◆ **Exercise text**

N2 embryos survive 24hrs of anoxia, but die when exposed to 500mM NaCl (P<0.01). Glyoxylate cycle double mutant (GCM, gei-7(ok531); C08F11.14(ok457) embryos are sensitive to anoxia (N=277 normoxia; N= 1026 anoxia, P<0.01). W05G11.6 (ok2098) embryos are sensitive to anoxia (N=150 normoxia; N=299 anoxia, P<0.01). osm-7 embryos are sensitive to anoxia (N=572 normoxia; N=600 anoxia, P<0.01). osm-7 embryos are resistant to 500mM NaCl compared to wild-type (N=252 500mM NaCl, P<0.01). dpy-10(e128) animals are sensitive to anoxia (N=83 normoxia; N=100 anoxia, P<0.01).

(B) Embryos from each of the strains that has decreased survival in anoxia also has decreased glycogen storage compared to wild-type (N2) embryos (P<0.01 for all comparisons) Both osm-7 and dpy-10 embryos accumulate glycerol, as well as being deficient in glycogen. Glycerol accumulation is associated with resistance to hyperosmotic conditions. Values are the mean of three replicates, +/- SD.

◆ **Problem statement**
Rewrite the part of the passage on embryo survival in anoxia that begins with "(B) Embryos from" and ends with "replicates, +/- SD.", putting "starch" wherever "glycogen" appears.

◆ **Data provided**
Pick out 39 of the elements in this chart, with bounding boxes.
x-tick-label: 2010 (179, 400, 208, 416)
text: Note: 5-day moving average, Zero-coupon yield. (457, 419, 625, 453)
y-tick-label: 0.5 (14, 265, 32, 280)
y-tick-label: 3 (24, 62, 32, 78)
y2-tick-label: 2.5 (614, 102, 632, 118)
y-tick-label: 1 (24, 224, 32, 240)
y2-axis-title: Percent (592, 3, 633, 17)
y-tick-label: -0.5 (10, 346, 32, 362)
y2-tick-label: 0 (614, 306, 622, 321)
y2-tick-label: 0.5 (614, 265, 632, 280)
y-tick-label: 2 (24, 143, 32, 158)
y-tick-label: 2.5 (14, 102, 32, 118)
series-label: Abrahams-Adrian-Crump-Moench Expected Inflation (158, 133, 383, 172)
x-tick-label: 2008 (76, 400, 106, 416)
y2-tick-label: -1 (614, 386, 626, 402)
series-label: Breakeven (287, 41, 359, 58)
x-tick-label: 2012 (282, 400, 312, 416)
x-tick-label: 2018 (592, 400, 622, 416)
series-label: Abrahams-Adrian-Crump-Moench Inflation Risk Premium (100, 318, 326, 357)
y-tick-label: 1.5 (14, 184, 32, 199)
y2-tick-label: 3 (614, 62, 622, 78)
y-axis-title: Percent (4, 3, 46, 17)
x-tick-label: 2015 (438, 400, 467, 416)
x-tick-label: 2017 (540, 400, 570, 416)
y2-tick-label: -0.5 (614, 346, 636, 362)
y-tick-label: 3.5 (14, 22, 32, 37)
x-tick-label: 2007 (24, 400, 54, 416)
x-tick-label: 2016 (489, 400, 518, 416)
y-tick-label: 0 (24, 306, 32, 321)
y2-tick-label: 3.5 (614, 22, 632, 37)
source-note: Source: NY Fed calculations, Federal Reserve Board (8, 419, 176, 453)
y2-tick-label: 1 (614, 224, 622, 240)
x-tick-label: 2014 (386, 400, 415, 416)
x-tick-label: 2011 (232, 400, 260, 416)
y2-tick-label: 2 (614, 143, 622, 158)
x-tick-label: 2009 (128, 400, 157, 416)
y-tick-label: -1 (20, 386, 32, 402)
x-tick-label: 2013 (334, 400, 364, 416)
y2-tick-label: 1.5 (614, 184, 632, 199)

◆ **Solution to this problem**
(B) Embryos from each of the strains that has decreased survival in anoxia also has decreased starch storage compared to wild-type (N2) embryos (P<0.01 for all comparisons) Both osm-7 and dpy-10 embryos accumulate glycerol, as well as being deficient in starch. Glycerol accumulation is associated with resistance to hyperosmotic conditions. Values are the mean of three replicates, +/- SD.